Testo fornito ->
--------------------------------

Il colpo di grazia al meccanicismo venne sferrato dalle teorie di autori come Boutroux, Duhem, Poincaré, Mach, Ostwald e Johan Bernard Stallo cui seguì, nel corso del Novecento, una definitiva decostruzione attraverso le intuizioni suggerite dalla teoria della relatività e dalla meccanica quantistica.
Il quadro metafisico novecentesco veicolò un’immagine della natura lontanissima da quella che per tre secoli l’uomo occidentale aveva imparato a conoscere; l’irrappresentabilità delle entità atomiche, l’identificazione fra massa ed energia, nonché quella fra inerzia e gravitazione, il principio di indeterminazione di Heisenberg, il dualismo onda-corpuscolo, la relatività delle lunghezze e degli intervalli temporali, la quantizzazione dell’energia, portarono a un cambio di paradigma epocale attraverso il quale l’uomo, dopo secoli, fu costretto a guardare il mondo con occhi nuovi.
Esattamente su questa fase della fortuna del paradigma meccanicista si è concentrata l’esposizione di Vincenzo Barone, docente di Fisica teorica all’Università del Piemonte Orientale, intitolata Dalle leggi ai principi: le simmetrie nella fisica del Novecento, finalizzata a indagare le implicazioni scientifiche di enorme portata alla base del concetto di simmetria in Fisica. Quest’ultimo è pensato come principio d’invarianza delle leggi della natura in grado di far luce sull’intima composizione dell’universo, sulle sue entità fondamentali e le proprietà e interazioni fra loro possibili.

--------------------------------

Esercizi da svolgere ->
a) Riproduci il passo del testo sul meccanicismo a partire da "Il colpo di" e fino a "con occhi nuovi.".
b) Secondo il testo sul meccanicismo, presso quale università insegna Vincenzo Barone?

Record forniti ->
--------------------------------

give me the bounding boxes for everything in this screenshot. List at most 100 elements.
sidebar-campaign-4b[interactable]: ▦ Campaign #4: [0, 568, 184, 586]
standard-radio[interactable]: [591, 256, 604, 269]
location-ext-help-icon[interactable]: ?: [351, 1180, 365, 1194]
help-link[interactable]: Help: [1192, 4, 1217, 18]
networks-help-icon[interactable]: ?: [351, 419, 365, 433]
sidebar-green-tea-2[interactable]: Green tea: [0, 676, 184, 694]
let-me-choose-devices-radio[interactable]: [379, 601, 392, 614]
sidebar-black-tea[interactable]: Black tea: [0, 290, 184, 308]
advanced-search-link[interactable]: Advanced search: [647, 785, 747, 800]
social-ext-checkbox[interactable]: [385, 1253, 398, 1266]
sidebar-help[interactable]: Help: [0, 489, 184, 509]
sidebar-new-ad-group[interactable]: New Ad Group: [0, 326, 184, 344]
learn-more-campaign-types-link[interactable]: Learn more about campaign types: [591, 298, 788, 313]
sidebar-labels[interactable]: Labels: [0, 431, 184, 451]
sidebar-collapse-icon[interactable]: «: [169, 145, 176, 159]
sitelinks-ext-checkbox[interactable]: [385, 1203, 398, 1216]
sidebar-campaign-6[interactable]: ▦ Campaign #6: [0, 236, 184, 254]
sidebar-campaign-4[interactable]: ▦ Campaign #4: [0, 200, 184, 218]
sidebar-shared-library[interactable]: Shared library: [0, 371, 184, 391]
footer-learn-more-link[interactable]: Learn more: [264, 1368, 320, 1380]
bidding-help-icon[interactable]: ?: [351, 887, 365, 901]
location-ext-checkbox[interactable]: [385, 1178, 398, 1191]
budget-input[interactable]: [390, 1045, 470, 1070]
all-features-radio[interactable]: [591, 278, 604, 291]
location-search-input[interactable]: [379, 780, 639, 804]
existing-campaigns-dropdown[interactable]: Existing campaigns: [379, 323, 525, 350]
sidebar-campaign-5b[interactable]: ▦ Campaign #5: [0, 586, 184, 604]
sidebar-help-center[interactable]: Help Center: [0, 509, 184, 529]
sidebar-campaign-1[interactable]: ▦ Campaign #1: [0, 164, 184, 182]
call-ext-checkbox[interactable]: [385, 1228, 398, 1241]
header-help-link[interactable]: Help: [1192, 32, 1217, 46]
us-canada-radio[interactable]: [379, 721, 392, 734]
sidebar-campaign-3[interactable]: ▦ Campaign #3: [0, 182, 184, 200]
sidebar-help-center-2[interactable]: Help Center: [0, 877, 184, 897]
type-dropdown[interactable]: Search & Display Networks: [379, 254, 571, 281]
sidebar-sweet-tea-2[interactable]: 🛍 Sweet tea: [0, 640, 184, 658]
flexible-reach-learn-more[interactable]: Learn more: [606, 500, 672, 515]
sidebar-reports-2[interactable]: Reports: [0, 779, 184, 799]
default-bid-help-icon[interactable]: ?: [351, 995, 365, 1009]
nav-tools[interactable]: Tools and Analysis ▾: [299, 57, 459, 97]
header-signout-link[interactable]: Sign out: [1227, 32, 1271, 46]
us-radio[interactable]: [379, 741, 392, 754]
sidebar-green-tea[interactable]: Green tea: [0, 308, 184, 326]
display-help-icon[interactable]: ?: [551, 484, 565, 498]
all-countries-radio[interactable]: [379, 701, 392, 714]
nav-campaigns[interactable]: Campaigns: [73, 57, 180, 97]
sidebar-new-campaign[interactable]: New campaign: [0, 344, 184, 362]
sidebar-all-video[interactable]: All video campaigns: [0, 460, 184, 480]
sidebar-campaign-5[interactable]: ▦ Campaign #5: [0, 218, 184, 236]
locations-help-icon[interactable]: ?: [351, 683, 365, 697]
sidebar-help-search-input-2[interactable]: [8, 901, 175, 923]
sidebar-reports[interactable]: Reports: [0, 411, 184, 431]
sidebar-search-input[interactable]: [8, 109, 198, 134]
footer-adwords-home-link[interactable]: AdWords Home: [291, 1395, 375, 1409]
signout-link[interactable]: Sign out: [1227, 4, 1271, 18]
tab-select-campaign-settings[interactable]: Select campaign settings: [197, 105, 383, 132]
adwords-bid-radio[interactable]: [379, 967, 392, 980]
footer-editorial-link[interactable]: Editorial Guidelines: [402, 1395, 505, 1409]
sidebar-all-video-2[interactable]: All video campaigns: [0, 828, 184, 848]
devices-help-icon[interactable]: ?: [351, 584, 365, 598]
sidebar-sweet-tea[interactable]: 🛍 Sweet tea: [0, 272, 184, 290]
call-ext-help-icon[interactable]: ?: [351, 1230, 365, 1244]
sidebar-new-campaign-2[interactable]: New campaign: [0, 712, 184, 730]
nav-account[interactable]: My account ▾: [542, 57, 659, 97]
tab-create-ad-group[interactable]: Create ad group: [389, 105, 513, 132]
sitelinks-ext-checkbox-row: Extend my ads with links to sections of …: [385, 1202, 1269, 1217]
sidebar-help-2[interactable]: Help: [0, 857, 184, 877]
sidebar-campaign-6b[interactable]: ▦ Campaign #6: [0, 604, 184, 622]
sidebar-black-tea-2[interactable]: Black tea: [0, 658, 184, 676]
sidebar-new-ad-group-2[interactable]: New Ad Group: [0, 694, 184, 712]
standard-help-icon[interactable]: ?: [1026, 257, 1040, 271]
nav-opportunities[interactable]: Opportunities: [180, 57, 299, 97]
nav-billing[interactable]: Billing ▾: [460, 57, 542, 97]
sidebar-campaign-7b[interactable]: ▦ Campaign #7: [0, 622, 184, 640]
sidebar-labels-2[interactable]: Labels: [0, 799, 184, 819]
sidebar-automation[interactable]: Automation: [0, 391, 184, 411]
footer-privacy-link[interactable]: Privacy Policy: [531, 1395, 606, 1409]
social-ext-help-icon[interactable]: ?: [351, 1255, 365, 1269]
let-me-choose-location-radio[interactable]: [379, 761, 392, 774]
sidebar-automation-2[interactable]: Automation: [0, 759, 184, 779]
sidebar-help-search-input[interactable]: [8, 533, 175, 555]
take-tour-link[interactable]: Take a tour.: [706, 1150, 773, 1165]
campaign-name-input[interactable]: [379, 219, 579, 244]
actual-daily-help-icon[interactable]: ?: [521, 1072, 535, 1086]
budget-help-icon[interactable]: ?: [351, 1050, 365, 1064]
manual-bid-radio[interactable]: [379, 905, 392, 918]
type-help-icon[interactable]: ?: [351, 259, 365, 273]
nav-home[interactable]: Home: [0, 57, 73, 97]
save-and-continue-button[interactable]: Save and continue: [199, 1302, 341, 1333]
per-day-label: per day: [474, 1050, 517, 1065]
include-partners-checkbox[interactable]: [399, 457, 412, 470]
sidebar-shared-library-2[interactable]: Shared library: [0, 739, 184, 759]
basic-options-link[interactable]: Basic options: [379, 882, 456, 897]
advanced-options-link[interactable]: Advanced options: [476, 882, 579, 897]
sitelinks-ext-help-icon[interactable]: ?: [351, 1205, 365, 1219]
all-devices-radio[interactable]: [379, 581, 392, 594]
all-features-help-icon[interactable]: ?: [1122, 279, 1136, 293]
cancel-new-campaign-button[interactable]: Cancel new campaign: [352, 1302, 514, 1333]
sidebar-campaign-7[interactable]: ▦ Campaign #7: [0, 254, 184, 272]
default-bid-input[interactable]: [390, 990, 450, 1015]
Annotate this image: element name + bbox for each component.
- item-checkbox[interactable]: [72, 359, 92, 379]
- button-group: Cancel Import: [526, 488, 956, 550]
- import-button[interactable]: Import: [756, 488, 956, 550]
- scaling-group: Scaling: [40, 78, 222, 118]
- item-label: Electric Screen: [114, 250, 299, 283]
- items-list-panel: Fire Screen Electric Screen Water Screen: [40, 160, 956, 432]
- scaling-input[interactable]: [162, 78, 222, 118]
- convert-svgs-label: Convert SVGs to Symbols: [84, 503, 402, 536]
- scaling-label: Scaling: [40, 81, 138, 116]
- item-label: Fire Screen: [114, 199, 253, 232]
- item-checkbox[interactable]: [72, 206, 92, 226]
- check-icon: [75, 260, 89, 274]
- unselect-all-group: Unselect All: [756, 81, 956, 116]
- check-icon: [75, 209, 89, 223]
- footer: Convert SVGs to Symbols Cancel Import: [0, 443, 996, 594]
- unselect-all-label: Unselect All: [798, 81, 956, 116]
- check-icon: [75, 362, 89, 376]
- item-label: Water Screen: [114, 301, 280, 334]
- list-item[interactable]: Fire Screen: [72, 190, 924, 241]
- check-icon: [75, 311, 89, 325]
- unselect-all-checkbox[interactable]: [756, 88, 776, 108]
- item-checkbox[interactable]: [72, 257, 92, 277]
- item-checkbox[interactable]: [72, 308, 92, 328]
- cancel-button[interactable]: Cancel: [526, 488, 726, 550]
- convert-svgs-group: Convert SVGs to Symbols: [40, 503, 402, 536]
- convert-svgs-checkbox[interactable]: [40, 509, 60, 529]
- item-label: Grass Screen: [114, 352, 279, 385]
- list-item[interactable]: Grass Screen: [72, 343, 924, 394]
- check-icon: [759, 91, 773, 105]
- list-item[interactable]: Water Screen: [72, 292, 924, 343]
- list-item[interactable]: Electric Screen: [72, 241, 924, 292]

--------------------------------

Risultati in ordine ->
a)
Il colpo di grazia al meccanicismo venne sferrato dalle teorie di autori come Boutroux, Duhem, Poincaré, Mach, Ostwald e Johan Bernard Stallo cui seguì, nel corso del Novecento, una definitiva decostruzione attraverso le intuizioni suggerite dalla teoria della relatività e dalla meccanica quantistica.
Il quadro metafisico novecentesco veicolò un’immagine della natura lontanissima da quella che per tre secoli l’uomo occidentale aveva imparato a conoscere; l’irrappresentabilità delle entità atomiche, l’identificazione fra massa ed energia, nonché quella fra inerzia e gravitazione, il principio di indeterminazione di Heisenberg, il dualismo onda-corpuscolo, la relatività delle lunghezze e degli intervalli temporali, la quantizzazione dell’energia, portarono a un cambio di paradigma epocale attraverso il quale l’uomo, dopo secoli, fu costretto a guardare il mondo con occhi nuovi.

b) All'Università del Piemonte Orientale.